**Exercise:**
Write out every line below that includes the word "name".

**Input:**
<<<<

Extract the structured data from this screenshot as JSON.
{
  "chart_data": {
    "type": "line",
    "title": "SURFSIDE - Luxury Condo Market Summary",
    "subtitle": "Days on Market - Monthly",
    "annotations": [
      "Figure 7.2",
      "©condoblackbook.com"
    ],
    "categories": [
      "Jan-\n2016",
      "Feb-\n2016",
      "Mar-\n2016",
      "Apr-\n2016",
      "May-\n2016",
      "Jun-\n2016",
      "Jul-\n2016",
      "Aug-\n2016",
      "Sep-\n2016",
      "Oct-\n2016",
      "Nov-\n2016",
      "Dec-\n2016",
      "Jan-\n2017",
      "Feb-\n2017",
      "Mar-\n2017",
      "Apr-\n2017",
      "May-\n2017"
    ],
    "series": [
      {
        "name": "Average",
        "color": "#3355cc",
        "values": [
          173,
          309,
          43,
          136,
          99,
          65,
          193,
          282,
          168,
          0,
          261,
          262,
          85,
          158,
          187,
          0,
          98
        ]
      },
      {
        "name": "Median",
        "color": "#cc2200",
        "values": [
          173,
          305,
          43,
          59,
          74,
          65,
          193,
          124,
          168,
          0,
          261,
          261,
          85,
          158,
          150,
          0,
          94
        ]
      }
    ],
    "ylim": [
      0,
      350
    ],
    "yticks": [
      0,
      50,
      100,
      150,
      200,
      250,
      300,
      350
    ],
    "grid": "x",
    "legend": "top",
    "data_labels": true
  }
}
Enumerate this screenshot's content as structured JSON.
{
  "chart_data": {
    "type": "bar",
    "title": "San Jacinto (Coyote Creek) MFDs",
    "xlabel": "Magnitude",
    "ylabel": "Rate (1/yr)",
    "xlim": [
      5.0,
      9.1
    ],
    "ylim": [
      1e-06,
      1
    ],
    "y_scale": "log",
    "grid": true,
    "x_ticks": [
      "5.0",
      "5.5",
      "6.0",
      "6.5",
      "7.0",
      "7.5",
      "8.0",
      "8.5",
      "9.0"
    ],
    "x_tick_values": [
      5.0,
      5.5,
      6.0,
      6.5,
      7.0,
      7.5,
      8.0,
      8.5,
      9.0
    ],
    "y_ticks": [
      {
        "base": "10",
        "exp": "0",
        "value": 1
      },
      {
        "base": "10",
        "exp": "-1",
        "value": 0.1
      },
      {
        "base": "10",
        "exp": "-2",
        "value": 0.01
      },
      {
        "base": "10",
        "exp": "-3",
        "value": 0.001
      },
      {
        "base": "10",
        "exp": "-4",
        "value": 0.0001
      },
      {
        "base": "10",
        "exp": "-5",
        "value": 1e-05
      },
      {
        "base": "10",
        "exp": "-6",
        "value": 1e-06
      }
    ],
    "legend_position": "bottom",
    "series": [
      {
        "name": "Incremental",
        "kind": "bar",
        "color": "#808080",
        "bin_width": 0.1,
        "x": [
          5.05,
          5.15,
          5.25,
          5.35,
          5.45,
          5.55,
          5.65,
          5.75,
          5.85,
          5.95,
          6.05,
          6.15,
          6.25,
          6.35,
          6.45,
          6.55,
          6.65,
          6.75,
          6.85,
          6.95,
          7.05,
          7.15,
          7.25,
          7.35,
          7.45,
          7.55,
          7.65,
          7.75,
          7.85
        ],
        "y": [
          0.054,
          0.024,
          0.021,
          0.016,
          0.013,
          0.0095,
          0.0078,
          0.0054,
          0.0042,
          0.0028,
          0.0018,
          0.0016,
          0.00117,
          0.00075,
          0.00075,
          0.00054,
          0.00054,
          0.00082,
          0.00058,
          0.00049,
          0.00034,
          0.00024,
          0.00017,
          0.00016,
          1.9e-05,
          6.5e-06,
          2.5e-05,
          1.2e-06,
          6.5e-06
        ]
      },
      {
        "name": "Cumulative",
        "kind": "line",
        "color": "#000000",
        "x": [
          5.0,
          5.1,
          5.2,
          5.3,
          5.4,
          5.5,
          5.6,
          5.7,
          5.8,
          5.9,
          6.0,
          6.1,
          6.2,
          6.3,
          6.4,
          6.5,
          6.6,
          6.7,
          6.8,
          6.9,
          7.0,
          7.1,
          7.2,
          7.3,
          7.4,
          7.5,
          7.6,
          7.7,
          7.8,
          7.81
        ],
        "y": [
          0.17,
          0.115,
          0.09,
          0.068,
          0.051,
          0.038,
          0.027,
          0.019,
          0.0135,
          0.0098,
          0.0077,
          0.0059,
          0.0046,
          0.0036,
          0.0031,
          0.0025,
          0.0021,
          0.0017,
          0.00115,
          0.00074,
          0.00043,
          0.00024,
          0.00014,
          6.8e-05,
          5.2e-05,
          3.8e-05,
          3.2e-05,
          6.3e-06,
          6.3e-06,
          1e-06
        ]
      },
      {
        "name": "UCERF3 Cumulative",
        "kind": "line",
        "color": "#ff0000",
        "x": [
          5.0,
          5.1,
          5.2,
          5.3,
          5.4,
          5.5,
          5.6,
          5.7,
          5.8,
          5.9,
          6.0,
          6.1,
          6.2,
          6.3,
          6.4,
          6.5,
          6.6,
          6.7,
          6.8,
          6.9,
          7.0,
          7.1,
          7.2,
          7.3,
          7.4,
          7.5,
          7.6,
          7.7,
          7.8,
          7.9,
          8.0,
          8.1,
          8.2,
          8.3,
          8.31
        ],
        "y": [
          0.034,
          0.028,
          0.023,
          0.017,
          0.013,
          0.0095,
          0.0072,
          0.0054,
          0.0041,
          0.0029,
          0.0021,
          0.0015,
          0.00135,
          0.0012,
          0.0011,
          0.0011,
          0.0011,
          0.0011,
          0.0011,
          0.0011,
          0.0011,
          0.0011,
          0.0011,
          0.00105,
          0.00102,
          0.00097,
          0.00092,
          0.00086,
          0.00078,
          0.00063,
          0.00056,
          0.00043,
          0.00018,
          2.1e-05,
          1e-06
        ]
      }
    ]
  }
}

>>>>

**Answer in full:**
        "name": "Average",
        "name": "Median",
        "name": "Incremental",
        "name": "Cumulative",
        "name": "UCERF3 Cumulative",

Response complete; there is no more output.